> [What the task asks] Scan the data for lines with "frac" and report the count by itself.

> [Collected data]
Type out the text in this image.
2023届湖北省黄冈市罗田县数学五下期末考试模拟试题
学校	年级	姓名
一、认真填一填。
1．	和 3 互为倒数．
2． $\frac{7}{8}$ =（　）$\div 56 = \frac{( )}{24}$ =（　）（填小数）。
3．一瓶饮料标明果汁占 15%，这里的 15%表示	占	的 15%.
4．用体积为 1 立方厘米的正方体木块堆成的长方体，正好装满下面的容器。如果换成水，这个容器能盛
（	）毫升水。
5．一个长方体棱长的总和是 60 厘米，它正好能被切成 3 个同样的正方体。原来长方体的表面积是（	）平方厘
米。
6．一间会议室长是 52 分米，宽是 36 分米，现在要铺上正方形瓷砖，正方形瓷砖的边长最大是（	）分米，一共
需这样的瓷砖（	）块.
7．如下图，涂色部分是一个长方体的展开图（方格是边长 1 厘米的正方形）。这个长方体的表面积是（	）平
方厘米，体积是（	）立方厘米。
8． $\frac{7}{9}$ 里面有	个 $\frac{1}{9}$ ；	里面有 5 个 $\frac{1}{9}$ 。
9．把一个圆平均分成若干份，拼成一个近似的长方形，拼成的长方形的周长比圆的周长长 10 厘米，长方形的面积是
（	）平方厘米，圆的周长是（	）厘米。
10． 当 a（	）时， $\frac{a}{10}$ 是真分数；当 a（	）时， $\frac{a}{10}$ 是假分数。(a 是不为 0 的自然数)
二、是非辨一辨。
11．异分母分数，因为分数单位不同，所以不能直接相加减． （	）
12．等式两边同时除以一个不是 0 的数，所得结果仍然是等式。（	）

> [Written response] 3